■ **SOURCE DATA**
— Start —
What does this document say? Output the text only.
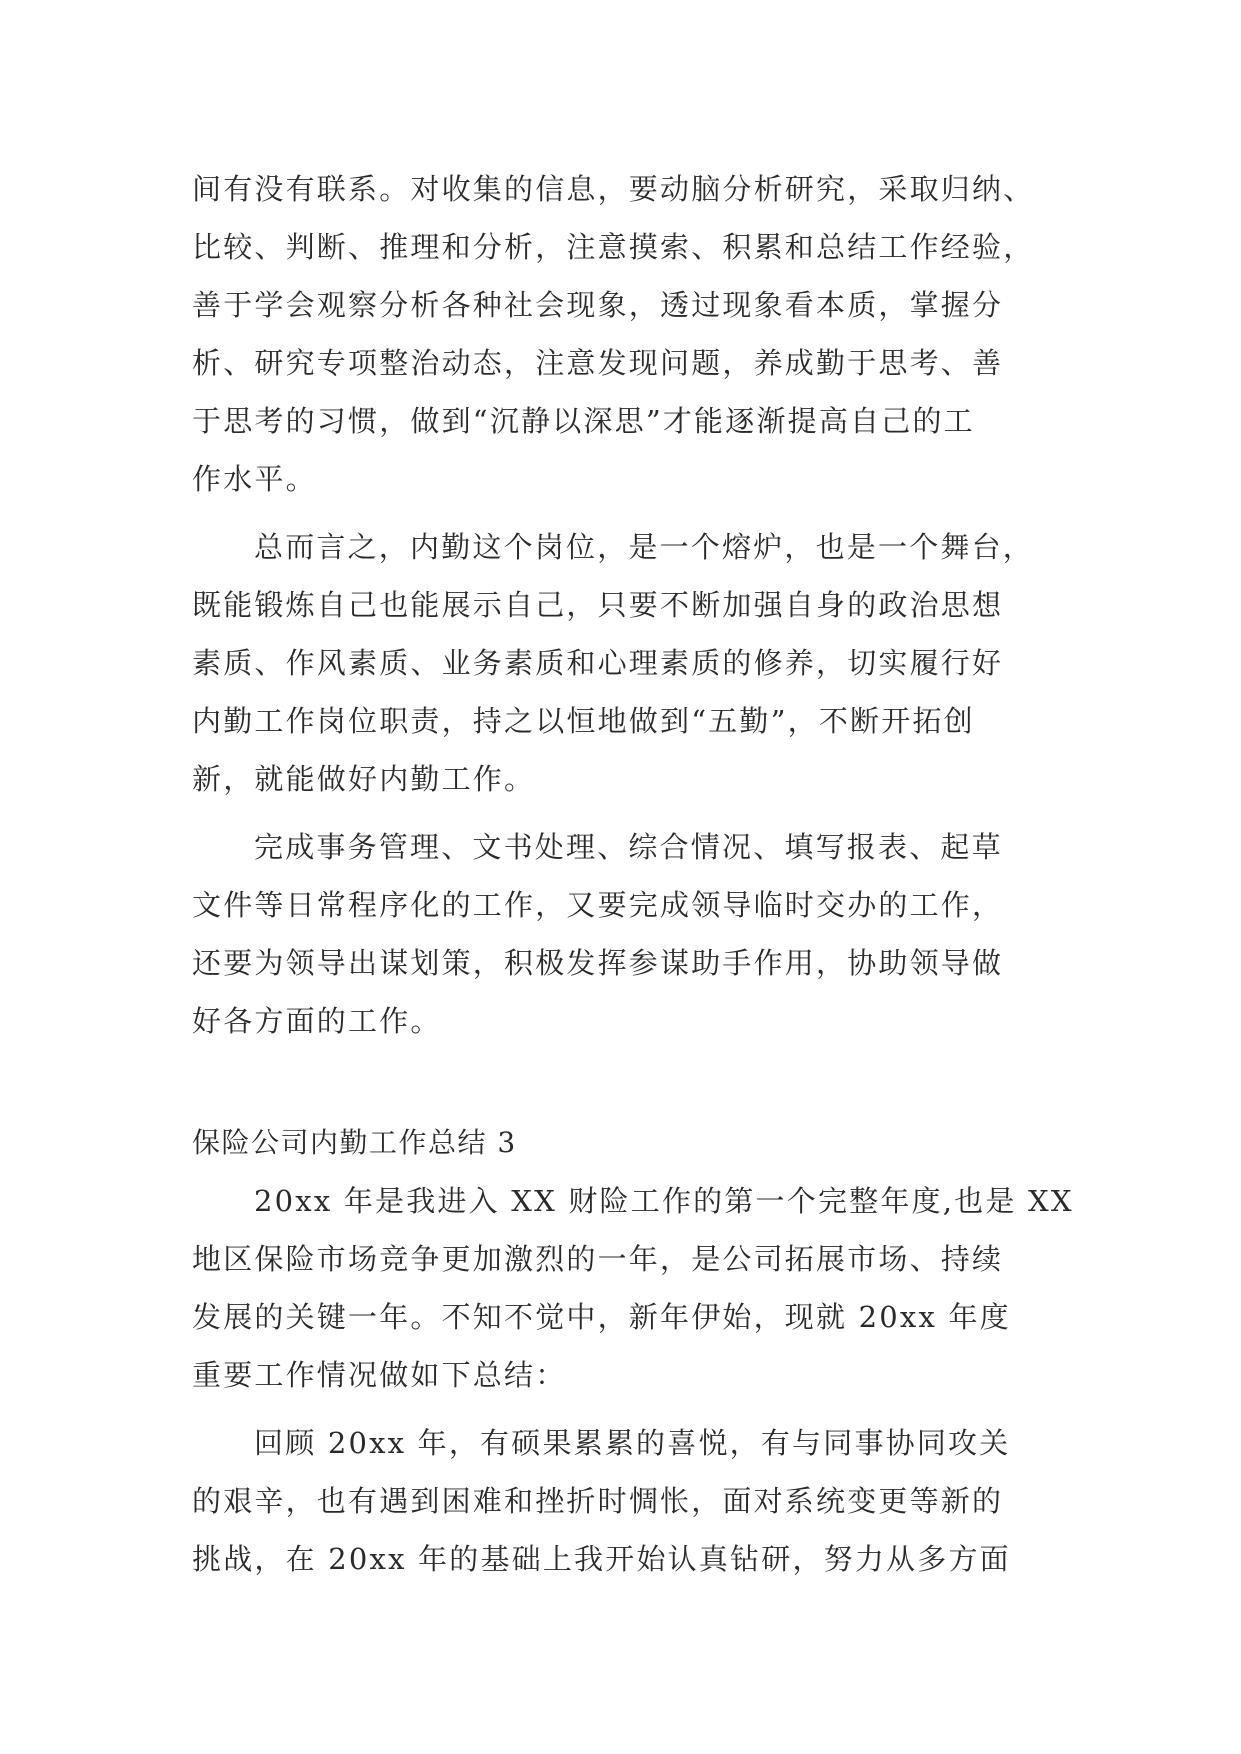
间有没有联系。对收集的信息，要动脑分析研究，采取归纳、
比较、判断、推理和分析，注意摸索、积累和总结工作经验，
善于学会观察分析各种社会现象，透过现象看本质，掌握分
析、研究专项整治动态，注意发现问题，养成勤于思考、善
于思考的习惯，做到“沉静以深思”才能逐渐提高自己的工
作水平。
总而言之，内勤这个岗位，是一个熔炉，也是一个舞台，
既能锻炼自己也能展示自己，只要不断加强自身的政治思想
素质、作风素质、业务素质和心理素质的修养，切实履行好
内勤工作岗位职责，持之以恒地做到“五勤”，不断开拓创
新，就能做好内勤工作。
完成事务管理、文书处理、综合情况、填写报表、起草
文件等日常程序化的工作，又要完成领导临时交办的工作，
还要为领导出谋划策，积极发挥参谋助手作用，协助领导做
好各方面的工作。
保险公司内勤工作总结 3
20xx 年是我进入 XX 财险工作的第一个完整年度,也是 XX
地区保险市场竞争更加激烈的一年，是公司拓展市场、持续
发展的关键一年。不知不觉中，新年伊始，现就 20xx 年度
重要工作情况做如下总结：
回顾 20xx 年，有硕果累累的喜悦，有与同事协同攻关
的艰辛，也有遇到困难和挫折时惆怅，面对系统变更等新的
挑战，在 20xx 年的基础上我开始认真钻研，努力从多方面
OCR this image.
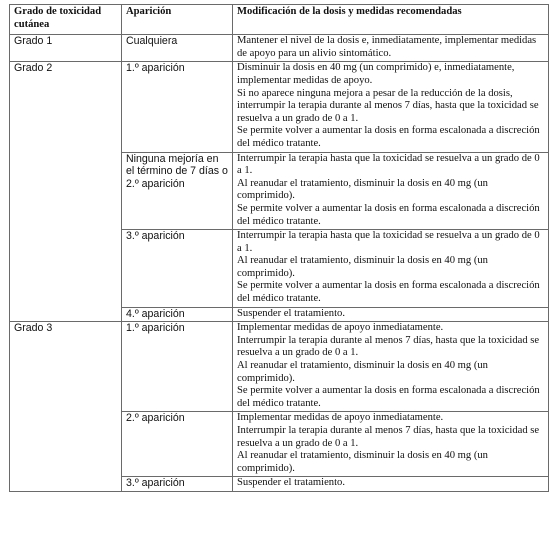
Grado de toxicidad cutánea	Aparición	Modificación de la dosis y medidas recomendadas
Grado 1	Cualquiera	Mantener el nivel de la dosis e, inmediatamente, implementar medidas de apoyo para un alivio sintomático.

Grado 2	1.º aparición	Disminuir la dosis en 40 mg (un comprimido) e, inmediatamente, implementar medidas de apoyo.
Si no aparece ninguna mejora a pesar de la reducción de la dosis, interrumpir la terapia durante al menos 7 días, hasta que la toxicidad se resuelva a un grado de 0 a 1.
Se permite volver a aumentar la dosis en forma escalonada a discreción del médico tratante.

	Ninguna mejoría en el término de 7 días o 2.º aparición	Interrumpir la terapia hasta que la toxicidad se resuelva a un grado de 0 a 1.
Al reanudar el tratamiento, disminuir la dosis en 40 mg (un comprimido).
Se permite volver a aumentar la dosis en forma escalonada a discreción del médico tratante.

	3.º aparición	Interrumpir la terapia hasta que la toxicidad se resuelva a un grado de 0 a 1.
Al reanudar el tratamiento, disminuir la dosis en 40 mg (un comprimido).
Se permite volver a aumentar la dosis en forma escalonada a discreción del médico tratante.

	4.º aparición	Suspender el tratamiento.

Grado 3	1.º aparición	Implementar medidas de apoyo inmediatamente.
Interrumpir la terapia durante al menos 7 días, hasta que la toxicidad se resuelva a un grado de 0 a 1.
Al reanudar el tratamiento, disminuir la dosis en 40 mg (un comprimido).
Se permite volver a aumentar la dosis en forma escalonada a discreción del médico tratante.

	2.º aparición	Implementar medidas de apoyo inmediatamente.
Interrumpir la terapia durante al menos 7 días, hasta que la toxicidad se resuelva a un grado de 0 a 1.
Al reanudar el tratamiento, disminuir la dosis en 40 mg (un comprimido).

	3.º aparición	Suspender el tratamiento.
— End —
Identify how many lines in the entries above include the string "resuelva", then state that number alone.

■ **OUTPUT FOR THIS TASK**
5